* **CHALLENGE**:
Reproduce the entries word for word, starting at the very first line and ending at the line that contains "value-label: 13.6% bbox=[640, 641, 674, 655]", with both of those lines included.

* **DATA LISTING**:

^^^^^^^^^^^^^^^^

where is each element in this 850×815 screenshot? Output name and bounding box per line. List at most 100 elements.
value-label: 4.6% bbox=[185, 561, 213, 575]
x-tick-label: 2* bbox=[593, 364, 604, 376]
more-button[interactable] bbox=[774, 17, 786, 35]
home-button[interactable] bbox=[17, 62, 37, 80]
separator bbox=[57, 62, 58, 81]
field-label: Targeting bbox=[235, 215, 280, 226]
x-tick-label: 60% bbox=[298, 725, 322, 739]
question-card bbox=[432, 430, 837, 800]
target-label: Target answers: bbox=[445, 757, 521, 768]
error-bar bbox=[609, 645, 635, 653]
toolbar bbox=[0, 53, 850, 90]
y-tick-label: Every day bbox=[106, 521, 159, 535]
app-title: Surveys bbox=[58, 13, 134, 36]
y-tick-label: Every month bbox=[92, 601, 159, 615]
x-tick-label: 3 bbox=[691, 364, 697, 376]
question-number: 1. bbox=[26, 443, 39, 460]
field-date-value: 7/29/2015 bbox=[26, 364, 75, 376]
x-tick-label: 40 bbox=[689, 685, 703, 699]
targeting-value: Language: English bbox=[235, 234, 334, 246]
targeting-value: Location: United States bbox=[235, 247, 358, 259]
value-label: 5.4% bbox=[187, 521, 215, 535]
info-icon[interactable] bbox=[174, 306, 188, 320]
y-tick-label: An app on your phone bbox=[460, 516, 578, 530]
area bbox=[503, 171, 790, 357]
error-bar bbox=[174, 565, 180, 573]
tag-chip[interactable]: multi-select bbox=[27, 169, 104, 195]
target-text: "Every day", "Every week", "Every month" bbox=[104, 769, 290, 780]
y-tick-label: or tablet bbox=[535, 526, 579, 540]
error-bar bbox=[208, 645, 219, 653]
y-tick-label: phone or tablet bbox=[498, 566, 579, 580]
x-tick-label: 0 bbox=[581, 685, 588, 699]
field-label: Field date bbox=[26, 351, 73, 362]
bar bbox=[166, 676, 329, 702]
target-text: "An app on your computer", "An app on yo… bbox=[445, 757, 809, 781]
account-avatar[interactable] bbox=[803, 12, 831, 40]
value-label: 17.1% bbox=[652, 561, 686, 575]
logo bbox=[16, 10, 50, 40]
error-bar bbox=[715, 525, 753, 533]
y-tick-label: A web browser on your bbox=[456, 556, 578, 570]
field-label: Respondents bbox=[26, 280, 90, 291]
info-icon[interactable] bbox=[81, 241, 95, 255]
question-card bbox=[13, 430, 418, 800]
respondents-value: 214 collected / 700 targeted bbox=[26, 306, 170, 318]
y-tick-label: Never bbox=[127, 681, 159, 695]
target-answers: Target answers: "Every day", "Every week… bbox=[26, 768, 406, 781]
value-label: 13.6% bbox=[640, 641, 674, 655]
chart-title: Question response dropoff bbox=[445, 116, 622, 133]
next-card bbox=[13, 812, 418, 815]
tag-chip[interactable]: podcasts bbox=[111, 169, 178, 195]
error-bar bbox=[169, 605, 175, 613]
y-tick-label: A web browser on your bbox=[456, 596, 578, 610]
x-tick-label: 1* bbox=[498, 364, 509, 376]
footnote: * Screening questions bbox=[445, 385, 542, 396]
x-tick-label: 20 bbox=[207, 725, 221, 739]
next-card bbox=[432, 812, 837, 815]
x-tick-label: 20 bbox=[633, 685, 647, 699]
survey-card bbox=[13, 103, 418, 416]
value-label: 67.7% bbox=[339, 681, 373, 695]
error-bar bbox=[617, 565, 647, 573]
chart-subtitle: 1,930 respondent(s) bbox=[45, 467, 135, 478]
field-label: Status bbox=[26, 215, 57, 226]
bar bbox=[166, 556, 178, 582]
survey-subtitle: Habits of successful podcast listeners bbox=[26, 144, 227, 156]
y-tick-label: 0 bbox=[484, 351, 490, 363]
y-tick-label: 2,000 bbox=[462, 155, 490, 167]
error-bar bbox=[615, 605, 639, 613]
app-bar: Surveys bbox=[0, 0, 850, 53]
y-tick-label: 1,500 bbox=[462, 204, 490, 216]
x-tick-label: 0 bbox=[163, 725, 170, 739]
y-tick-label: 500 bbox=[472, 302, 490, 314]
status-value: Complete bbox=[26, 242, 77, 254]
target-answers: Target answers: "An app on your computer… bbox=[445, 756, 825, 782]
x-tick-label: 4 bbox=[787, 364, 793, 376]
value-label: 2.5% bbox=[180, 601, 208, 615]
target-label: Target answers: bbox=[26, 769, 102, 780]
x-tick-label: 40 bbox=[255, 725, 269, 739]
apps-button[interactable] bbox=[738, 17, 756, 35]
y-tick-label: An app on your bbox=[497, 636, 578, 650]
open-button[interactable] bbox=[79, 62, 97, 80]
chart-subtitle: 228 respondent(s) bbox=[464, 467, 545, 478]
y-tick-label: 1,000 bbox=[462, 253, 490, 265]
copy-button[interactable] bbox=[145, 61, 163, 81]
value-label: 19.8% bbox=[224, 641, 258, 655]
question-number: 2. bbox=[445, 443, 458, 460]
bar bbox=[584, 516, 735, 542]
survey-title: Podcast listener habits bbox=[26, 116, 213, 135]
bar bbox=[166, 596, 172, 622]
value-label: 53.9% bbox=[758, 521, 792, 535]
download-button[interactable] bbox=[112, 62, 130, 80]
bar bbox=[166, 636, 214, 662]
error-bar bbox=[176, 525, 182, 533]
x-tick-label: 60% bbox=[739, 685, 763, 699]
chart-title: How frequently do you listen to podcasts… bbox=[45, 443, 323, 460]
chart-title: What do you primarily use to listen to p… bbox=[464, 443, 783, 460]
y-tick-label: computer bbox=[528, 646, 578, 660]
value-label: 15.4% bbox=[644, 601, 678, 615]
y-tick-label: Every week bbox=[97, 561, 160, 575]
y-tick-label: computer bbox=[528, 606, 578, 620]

^^^^^^^^^^^^^^^^

* **EXERCISE RESPONSE**:
where is each element in this 850×815 screenshot? Output name and bounding box per line. List at most 100 elements.
value-label: 4.6% bbox=[185, 561, 213, 575]
x-tick-label: 2* bbox=[593, 364, 604, 376]
more-button[interactable] bbox=[774, 17, 786, 35]
home-button[interactable] bbox=[17, 62, 37, 80]
separator bbox=[57, 62, 58, 81]
field-label: Targeting bbox=[235, 215, 280, 226]
x-tick-label: 60% bbox=[298, 725, 322, 739]
question-card bbox=[432, 430, 837, 800]
target-label: Target answers: bbox=[445, 757, 521, 768]
error-bar bbox=[609, 645, 635, 653]
toolbar bbox=[0, 53, 850, 90]
y-tick-label: Every day bbox=[106, 521, 159, 535]
app-title: Surveys bbox=[58, 13, 134, 36]
y-tick-label: Every month bbox=[92, 601, 159, 615]
x-tick-label: 3 bbox=[691, 364, 697, 376]
question-number: 1. bbox=[26, 443, 39, 460]
field-date-value: 7/29/2015 bbox=[26, 364, 75, 376]
x-tick-label: 40 bbox=[689, 685, 703, 699]
targeting-value: Language: English bbox=[235, 234, 334, 246]
targeting-value: Location: United States bbox=[235, 247, 358, 259]
value-label: 5.4% bbox=[187, 521, 215, 535]
info-icon[interactable] bbox=[174, 306, 188, 320]
y-tick-label: An app on your phone bbox=[460, 516, 578, 530]
area bbox=[503, 171, 790, 357]
error-bar bbox=[174, 565, 180, 573]
tag-chip[interactable]: multi-select bbox=[27, 169, 104, 195]
target-text: "Every day", "Every week", "Every month" bbox=[104, 769, 290, 780]
y-tick-label: or tablet bbox=[535, 526, 579, 540]
error-bar bbox=[208, 645, 219, 653]
y-tick-label: phone or tablet bbox=[498, 566, 579, 580]
x-tick-label: 0 bbox=[581, 685, 588, 699]
field-label: Field date bbox=[26, 351, 73, 362]
bar bbox=[166, 676, 329, 702]
target-text: "An app on your computer", "An app on yo… bbox=[445, 757, 809, 781]
account-avatar[interactable] bbox=[803, 12, 831, 40]
value-label: 17.1% bbox=[652, 561, 686, 575]
logo bbox=[16, 10, 50, 40]
error-bar bbox=[715, 525, 753, 533]
y-tick-label: A web browser on your bbox=[456, 556, 578, 570]
field-label: Respondents bbox=[26, 280, 90, 291]
info-icon[interactable] bbox=[81, 241, 95, 255]
question-card bbox=[13, 430, 418, 800]
respondents-value: 214 collected / 700 targeted bbox=[26, 306, 170, 318]
y-tick-label: Never bbox=[127, 681, 159, 695]
target-answers: Target answers: "Every day", "Every week… bbox=[26, 768, 406, 781]
value-label: 13.6% bbox=[640, 641, 674, 655]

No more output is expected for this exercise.